_YOUR TASK:_ Your task is to transcribe the records exactly, skipping every image.

[start ENTRIES]

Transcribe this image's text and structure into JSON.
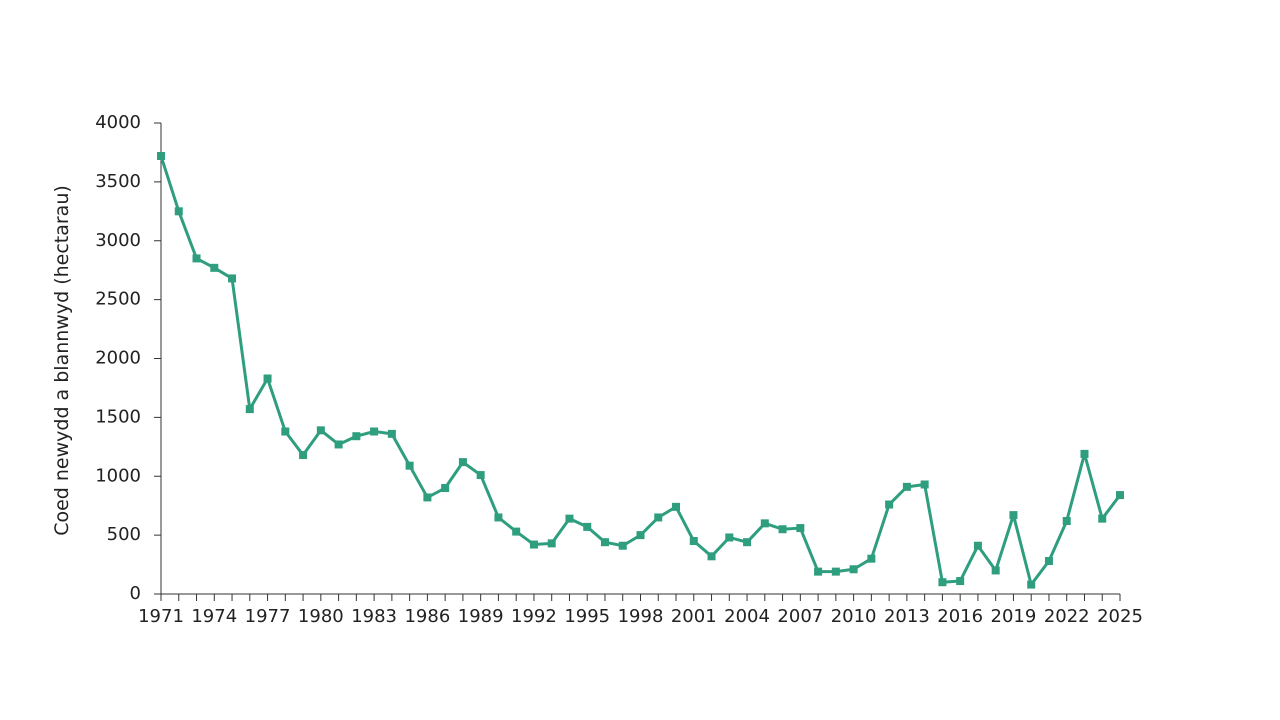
{
  "chart_data": {
    "type": "line",
    "title": "",
    "xlabel": "",
    "ylabel": "Coed newydd a blannwyd (hectarau)",
    "ylim": [
      0,
      4000
    ],
    "xlim": [
      1971,
      2025
    ],
    "yticks": [
      "0",
      "500",
      "1000",
      "1500",
      "2000",
      "2500",
      "3000",
      "3500",
      "4000"
    ],
    "xticks": [
      "1971",
      "1974",
      "1977",
      "1980",
      "1983",
      "1986",
      "1989",
      "1992",
      "1995",
      "1998",
      "2001",
      "2004",
      "2007",
      "2010",
      "2013",
      "2016",
      "2019",
      "2022",
      "2025"
    ],
    "grid": false,
    "legend": "none",
    "color": "#2e9e7f",
    "marker": "square",
    "series": [
      {
        "x": [
          1971,
          1972,
          1973,
          1974,
          1975,
          1976,
          1977,
          1978,
          1979,
          1980,
          1981,
          1982,
          1983,
          1984,
          1985,
          1986,
          1987,
          1988,
          1989,
          1990,
          1991,
          1992,
          1993,
          1994,
          1995,
          1996,
          1997,
          1998,
          1999,
          2000,
          2001,
          2002,
          2003,
          2004,
          2005,
          2006,
          2007,
          2008,
          2009,
          2010,
          2011,
          2012,
          2013,
          2014,
          2015,
          2016,
          2017,
          2018,
          2019,
          2020,
          2021,
          2022,
          2023,
          2024,
          2025
        ],
        "values": [
          3720,
          3250,
          2850,
          2770,
          2680,
          1570,
          1830,
          1380,
          1180,
          1390,
          1270,
          1340,
          1380,
          1360,
          1090,
          820,
          900,
          1120,
          1010,
          650,
          530,
          420,
          430,
          640,
          570,
          440,
          410,
          500,
          650,
          740,
          450,
          320,
          480,
          440,
          600,
          550,
          560,
          190,
          190,
          210,
          300,
          760,
          910,
          930,
          100,
          110,
          410,
          200,
          670,
          80,
          280,
          620,
          1190,
          640,
          840
        ]
      }
    ]
  }
}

[end ENTRIES]

_RESPONSE TO THIS TASK:_
Transcribe this image's text and structure into JSON.
{
  "chart_data": {
    "type": "line",
    "title": "",
    "xlabel": "",
    "ylabel": "Coed newydd a blannwyd (hectarau)",
    "ylim": [
      0,
      4000
    ],
    "xlim": [
      1971,
      2025
    ],
    "yticks": [
      "0",
      "500",
      "1000",
      "1500",
      "2000",
      "2500",
      "3000",
      "3500",
      "4000"
    ],
    "xticks": [
      "1971",
      "1974",
      "1977",
      "1980",
      "1983",
      "1986",
      "1989",
      "1992",
      "1995",
      "1998",
      "2001",
      "2004",
      "2007",
      "2010",
      "2013",
      "2016",
      "2019",
      "2022",
      "2025"
    ],
    "grid": false,
    "legend": "none",
    "color": "#2e9e7f",
    "marker": "square",
    "series": [
      {
        "x": [
          1971,
          1972,
          1973,
          1974,
          1975,
          1976,
          1977,
          1978,
          1979,
          1980,
          1981,
          1982,
          1983,
          1984,
          1985,
          1986,
          1987,
          1988,
          1989,
          1990,
          1991,
          1992,
          1993,
          1994,
          1995,
          1996,
          1997,
          1998,
          1999,
          2000,
          2001,
          2002,
          2003,
          2004,
          2005,
          2006,
          2007,
          2008,
          2009,
          2010,
          2011,
          2012,
          2013,
          2014,
          2015,
          2016,
          2017,
          2018,
          2019,
          2020,
          2021,
          2022,
          2023,
          2024,
          2025
        ],
        "values": [
          3720,
          3250,
          2850,
          2770,
          2680,
          1570,
          1830,
          1380,
          1180,
          1390,
          1270,
          1340,
          1380,
          1360,
          1090,
          820,
          900,
          1120,
          1010,
          650,
          530,
          420,
          430,
          640,
          570,
          440,
          410,
          500,
          650,
          740,
          450,
          320,
          480,
          440,
          600,
          550,
          560,
          190,
          190,
          210,
          300,
          760,
          910,
          930,
          100,
          110,
          410,
          200,
          670,
          80,
          280,
          620,
          1190,
          640,
          840
        ]
      }
    ]
  }
}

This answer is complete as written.